What is being asked
What follows is a block of records; restate each one word for word.

Data shown
..............................

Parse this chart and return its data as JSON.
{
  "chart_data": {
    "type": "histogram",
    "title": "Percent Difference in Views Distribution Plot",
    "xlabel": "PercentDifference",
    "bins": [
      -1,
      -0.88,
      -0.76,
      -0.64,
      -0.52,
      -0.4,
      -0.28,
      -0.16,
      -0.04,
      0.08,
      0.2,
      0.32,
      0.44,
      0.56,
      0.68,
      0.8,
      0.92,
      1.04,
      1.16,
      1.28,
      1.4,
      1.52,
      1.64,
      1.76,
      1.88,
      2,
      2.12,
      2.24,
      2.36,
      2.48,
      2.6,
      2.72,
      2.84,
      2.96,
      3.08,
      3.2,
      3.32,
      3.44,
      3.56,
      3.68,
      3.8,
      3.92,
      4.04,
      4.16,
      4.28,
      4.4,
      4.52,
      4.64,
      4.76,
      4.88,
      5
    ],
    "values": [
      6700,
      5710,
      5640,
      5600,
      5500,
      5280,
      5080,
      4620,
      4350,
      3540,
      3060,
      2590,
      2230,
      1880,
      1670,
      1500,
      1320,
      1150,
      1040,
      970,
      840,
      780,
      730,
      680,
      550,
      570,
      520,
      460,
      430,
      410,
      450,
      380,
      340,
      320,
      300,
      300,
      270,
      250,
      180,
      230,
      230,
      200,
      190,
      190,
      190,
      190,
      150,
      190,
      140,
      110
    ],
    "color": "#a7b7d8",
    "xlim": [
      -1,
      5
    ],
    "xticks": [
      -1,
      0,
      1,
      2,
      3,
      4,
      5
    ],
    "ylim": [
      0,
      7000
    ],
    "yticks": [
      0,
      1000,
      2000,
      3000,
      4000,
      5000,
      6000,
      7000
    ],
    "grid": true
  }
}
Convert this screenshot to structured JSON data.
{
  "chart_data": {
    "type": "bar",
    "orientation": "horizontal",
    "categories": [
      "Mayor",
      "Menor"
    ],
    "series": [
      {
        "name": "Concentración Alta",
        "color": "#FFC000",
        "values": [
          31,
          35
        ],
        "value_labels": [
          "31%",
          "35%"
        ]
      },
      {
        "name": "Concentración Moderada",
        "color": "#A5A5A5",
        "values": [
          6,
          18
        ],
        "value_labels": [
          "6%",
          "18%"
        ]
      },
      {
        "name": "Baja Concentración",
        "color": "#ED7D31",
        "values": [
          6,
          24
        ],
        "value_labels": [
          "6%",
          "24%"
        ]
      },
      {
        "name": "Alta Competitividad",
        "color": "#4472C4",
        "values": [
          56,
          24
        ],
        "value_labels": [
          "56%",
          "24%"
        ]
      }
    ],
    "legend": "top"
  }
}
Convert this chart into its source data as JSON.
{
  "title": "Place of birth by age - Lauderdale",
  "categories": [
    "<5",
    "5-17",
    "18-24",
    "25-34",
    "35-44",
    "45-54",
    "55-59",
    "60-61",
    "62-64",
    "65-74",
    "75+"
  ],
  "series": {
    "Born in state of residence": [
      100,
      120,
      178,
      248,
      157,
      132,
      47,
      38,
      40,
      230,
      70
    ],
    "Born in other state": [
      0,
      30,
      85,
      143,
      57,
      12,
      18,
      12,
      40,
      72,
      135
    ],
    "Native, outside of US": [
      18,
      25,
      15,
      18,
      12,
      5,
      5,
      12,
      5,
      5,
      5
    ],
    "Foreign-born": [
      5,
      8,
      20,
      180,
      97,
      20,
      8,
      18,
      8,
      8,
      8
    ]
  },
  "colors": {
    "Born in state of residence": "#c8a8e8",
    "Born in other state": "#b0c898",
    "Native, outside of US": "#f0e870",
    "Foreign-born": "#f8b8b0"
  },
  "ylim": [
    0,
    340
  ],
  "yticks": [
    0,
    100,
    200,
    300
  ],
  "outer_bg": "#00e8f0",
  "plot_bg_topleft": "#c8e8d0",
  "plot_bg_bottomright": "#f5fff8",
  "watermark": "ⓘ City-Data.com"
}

..............................

Solution to the problem
Parse this chart and return its data as JSON.
{
  "chart_data": {
    "type": "histogram",
    "title": "Percent Difference in Views Distribution Plot",
    "xlabel": "PercentDifference",
    "bins": [
      -1,
      -0.88,
      -0.76,
      -0.64,
      -0.52,
      -0.4,
      -0.28,
      -0.16,
      -0.04,
      0.08,
      0.2,
      0.32,
      0.44,
      0.56,
      0.68,
      0.8,
      0.92,
      1.04,
      1.16,
      1.28,
      1.4,
      1.52,
      1.64,
      1.76,
      1.88,
      2,
      2.12,
      2.24,
      2.36,
      2.48,
      2.6,
      2.72,
      2.84,
      2.96,
      3.08,
      3.2,
      3.32,
      3.44,
      3.56,
      3.68,
      3.8,
      3.92,
      4.04,
      4.16,
      4.28,
      4.4,
      4.52,
      4.64,
      4.76,
      4.88,
      5
    ],
    "values": [
      6700,
      5710,
      5640,
      5600,
      5500,
      5280,
      5080,
      4620,
      4350,
      3540,
      3060,
      2590,
      2230,
      1880,
      1670,
      1500,
      1320,
      1150,
      1040,
      970,
      840,
      780,
      730,
      680,
      550,
      570,
      520,
      460,
      430,
      410,
      450,
      380,
      340,
      320,
      300,
      300,
      270,
      250,
      180,
      230,
      230,
      200,
      190,
      190,
      190,
      190,
      150,
      190,
      140,
      110
    ],
    "color": "#a7b7d8",
    "xlim": [
      -1,
      5
    ],
    "xticks": [
      -1,
      0,
      1,
      2,
      3,
      4,
      5
    ],
    "ylim": [
      0,
      7000
    ],
    "yticks": [
      0,
      1000,
      2000,
      3000,
      4000,
      5000,
      6000,
      7000
    ],
    "grid": true
  }
}
Convert this screenshot to structured JSON data.
{
  "chart_data": {
    "type": "bar",
    "orientation": "horizontal",
    "categories": [
      "Mayor",
      "Menor"
    ],
    "series": [
      {
        "name": "Concentración Alta",
        "color": "#FFC000",
        "values": [
          31,
          35
        ],
        "value_labels": [
          "31%",
          "35%"
        ]
      },
      {
        "name": "Concentración Moderada",
        "color": "#A5A5A5",
        "values": [
          6,
          18
        ],
        "value_labels": [
          "6%",
          "18%"
        ]
      },
      {
        "name": "Baja Concentración",
        "color": "#ED7D31",
        "values": [
          6,
          24
        ],
        "value_labels": [
          "6%",
          "24%"
        ]
      },
      {
        "name": "Alta Competitividad",
        "color": "#4472C4",
        "values": [
          56,
          24
        ],
        "value_labels": [
          "56%",
          "24%"
        ]
      }
    ],
    "legend": "top"
  }
}
Convert this chart into its source data as JSON.
{
  "title": "Place of birth by age - Lauderdale",
  "categories": [
    "<5",
    "5-17",
    "18-24",
    "25-34",
    "35-44",
    "45-54",
    "55-59",
    "60-61",
    "62-64",
    "65-74",
    "75+"
  ],
  "series": {
    "Born in state of residence": [
      100,
      120,
      178,
      248,
      157,
      132,
      47,
      38,
      40,
      230,
      70
    ],
    "Born in other state": [
      0,
      30,
      85,
      143,
      57,
      12,
      18,
      12,
      40,
      72,
      135
    ],
    "Native, outside of US": [
      18,
      25,
      15,
      18,
      12,
      5,
      5,
      12,
      5,
      5,
      5
    ],
    "Foreign-born": [
      5,
      8,
      20,
      180,
      97,
      20,
      8,
      18,
      8,
      8,
      8
    ]
  },
  "colors": {
    "Born in state of residence": "#c8a8e8",
    "Born in other state": "#b0c898",
    "Native, outside of US": "#f0e870",
    "Foreign-born": "#f8b8b0"
  },
  "ylim": [
    0,
    340
  ],
  "yticks": [
    0,
    100,
    200,
    300
  ],
  "outer_bg": "#00e8f0",
  "plot_bg_topleft": "#c8e8d0",
  "plot_bg_bottomright": "#f5fff8",
  "watermark": "ⓘ City-Data.com"
}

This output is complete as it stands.